(Written instruction):
Where a line contains the word "引导的条件状语从句", copy that line in full.

(Raw records):
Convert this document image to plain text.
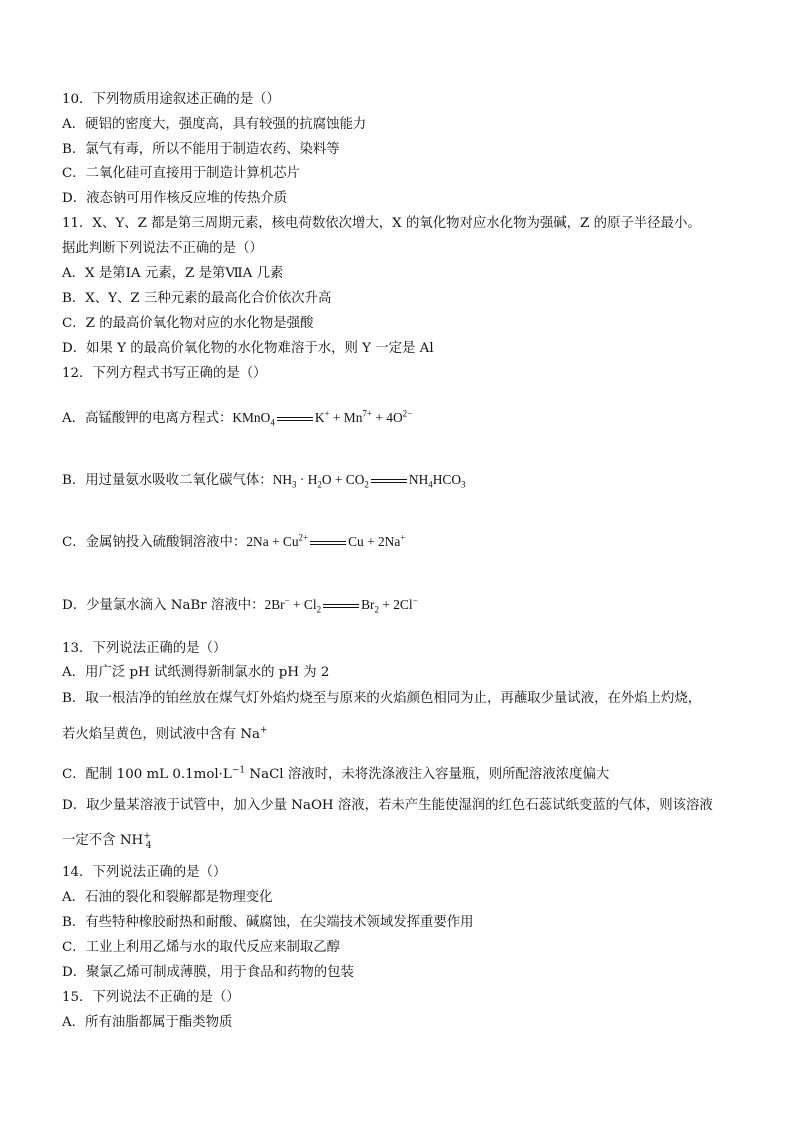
10．下列物质用途叙述正确的是（）
A．硬铝的密度大，强度高，具有较强的抗腐蚀能力
B．氯气有毒，所以不能用于制造农药、染料等
C．二氧化硅可直接用于制造计算机芯片
D．液态钠可用作核反应堆的传热介质
11．X、Y、Z 都是第三周期元素，核电荷数依次增大，X 的氧化物对应水化物为强碱，Z 的原子半径最小。
据此判断下列说法不正确的是（）
A．X 是第ⅠA 元素，Z 是第ⅦA 几素
B．X、Y、Z 三种元素的最高化合价依次升高
C．Z 的最高价氧化物对应的水化物是强酸
D．如果 Y 的最高价氧化物的水化物难溶于水，则 Y 一定是 Al
12．下列方程式书写正确的是（）
A．高锰酸钾的电离方程式：KMnO$_4$	$K^+ + Mn^{7+} + 4O^{2-}$
B．用过量氨水吸收二氧化碳气体：$NH_3 \cdot H_2O + CO_2$	$NH_4HCO_3$
C．金属钠投入硫酸铜溶液中：$2Na + Cu^{2+}$	Cu + 2Na+
D．少量氯水滴入 NaBr 溶液中：$2Br^- + Cl_2$	$Br_2 + 2Cl^-$
13．下列说法正确的是（）
A．用广泛 pH 试纸测得新制氯水的 pH 为 2
B．取一根洁净的铂丝放在煤气灯外焰灼烧至与原来的火焰颜色相同为止，再蘸取少量试液，在外焰上灼烧，
若火焰呈黄色，则试液中含有 Na+
C．配制 100 mL $0.1mol\cdot L^{-1}$ NaCl 溶液时，未将洗涤液注入容量瓶，则所配溶液浓度偏大
D．取少量某溶液于试管中，加入少量 NaOH 溶液，若未产生能使湿润的红色石蕊试纸变蓝的气体，则该溶液
一定不含 $NH^+_4$
14．下列说法正确的是（）
A．石油的裂化和裂解都是物理变化
B．有些特种橡胶耐热和耐酸、碱腐蚀，在尖端技术领域发挥重要作用
C．工业上利用乙烯与水的取代反应来制取乙醇
D．聚氯乙烯可制成薄膜，用于食品和药物的包装
15．下列说法不正确的是（）
A．所有油脂都属于酯类物质
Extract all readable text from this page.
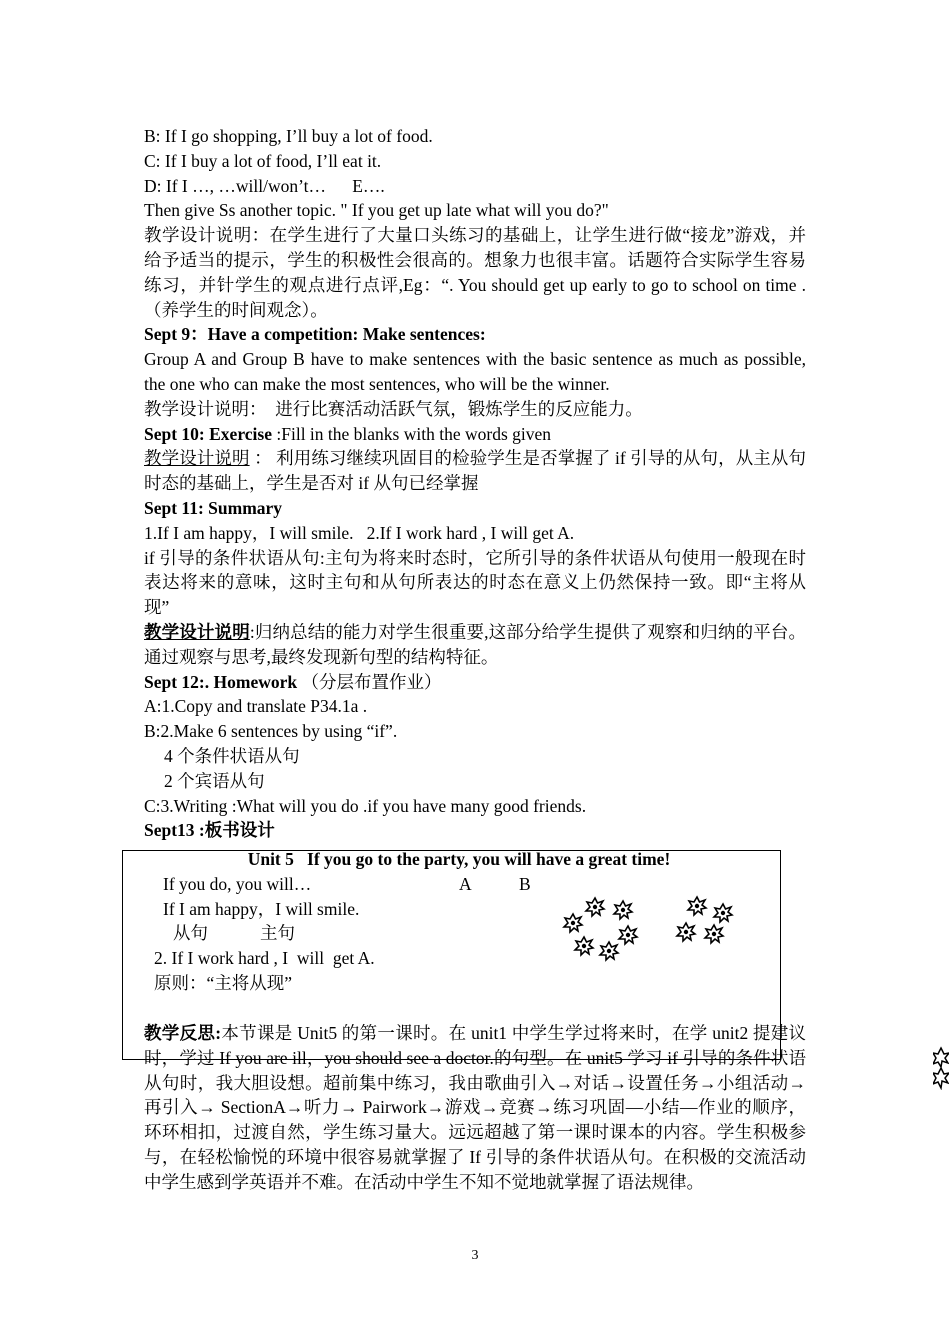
B: If I go shopping, I’ll buy a lot of food.

C: If I buy a lot of food, I’ll eat it.

D: If I …, …will/won’t…      E….

Then give Ss another topic. " If you get up late what will you do?"

教学设计说明：在学生进行了大量口头练习的基础上，让学生进行做“接龙”游戏，并给予适当的提示，学生的积极性会很高的。想象力也很丰富。话题符合实际学生容易练习，并针学生的观点进行点评,Eg：“. You should get up early to go to school on time .（养学生的时间观念）。

Sept 9：Have a competition: Make sentences:

Group A and Group B have to make sentences with the basic sentence as much as possible, the one who can make the most sentences, who will be the winner.

教学设计说明：  进行比赛活动活跃气氛，锻炼学生的反应能力。

Sept 10: Exercise :Fill in the blanks with the words given

教学设计说明 ： 利用练习继续巩固目的检验学生是否掌握了 if 引导的从句，从主从句时态的基础上，学生是否对 if 从句已经掌握

Sept 11: Summary

1.If I am happy，I will smile.   2.If I work hard , I will get A.

if 引导的条件状语从句:主句为将来时态时，它所引导的条件状语从句使用一般现在时表达将来的意味，这时主句和从句所表达的时态在意义上仍然保持一致。即“主将从现”

教学设计说明:归纳总结的能力对学生很重要,这部分给学生提供了观察和归纳的平台。通过观察与思考,最终发现新句型的结构特征。

Sept 12:. Homework （分层布置作业）

A:1.Copy and translate P34.1a .

B:2.Make 6 sentences by using “if”.

4 个条件状语从句

2 个宾语从句

C:3.Writing :What will you do .if you have many good friends.

Sept13 :板书设计

Unit 5   If you go to the party, you will have a great time!
If you do, you will…	A	B
If I am happy，I will smile.
从句	主句
2. If I work hard , I  will  get A.
原则：“主将从现”
教学反思:本节课是 Unit5 的第一课时。在 unit1 中学生学过将来时，在学 unit2 提建议时，学过 If you are ill，you should see a doctor.的句型。在 unit5 学习 if 引导的条件状语从句时，我大胆设想。超前集中练习，我由歌曲引入→对话→设置任务→小组活动→再引入→ SectionA→听力→ Pairwork→游戏→竞赛→练习巩固—小结—作业的顺序，环环相扣，过渡自然，学生练习量大。远远超越了第一课时课本的内容。学生积极参与，在轻松愉悦的环境中很容易就掌握了 If 引导的条件状语从句。在积极的交流活动中学生感到学英语并不难。在活动中学生不知不觉地就掌握了语法规律。
3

(Solution):
if 引导的条件状语从句:主句为将来时态时，它所引导的条件状语从句使用一般现在时表达将来的意味，这时主句和从句所表达的时态在意义上仍然保持一致。即“主将从现”
教学反思:本节课是 Unit5 的第一课时。在 unit1 中学生学过将来时，在学 unit2 提建议时，学过 If you are ill，you should see a doctor.的句型。在 unit5 学习 if 引导的条件状语从句时，我大胆设想。超前集中练习，我由歌曲引入→对话→设置任务→小组活动→再引入→ SectionA→听力→ Pairwork→游戏→竞赛→练习巩固—小结—作业的顺序，环环相扣，过渡自然，学生练习量大。远远超越了第一课时课本的内容。学生积极参与，在轻松愉悦的环境中很容易就掌握了 If 引导的条件状语从句。在积极的交流活动中学生感到学英语并不难。在活动中学生不知不觉地就掌握了语法规律。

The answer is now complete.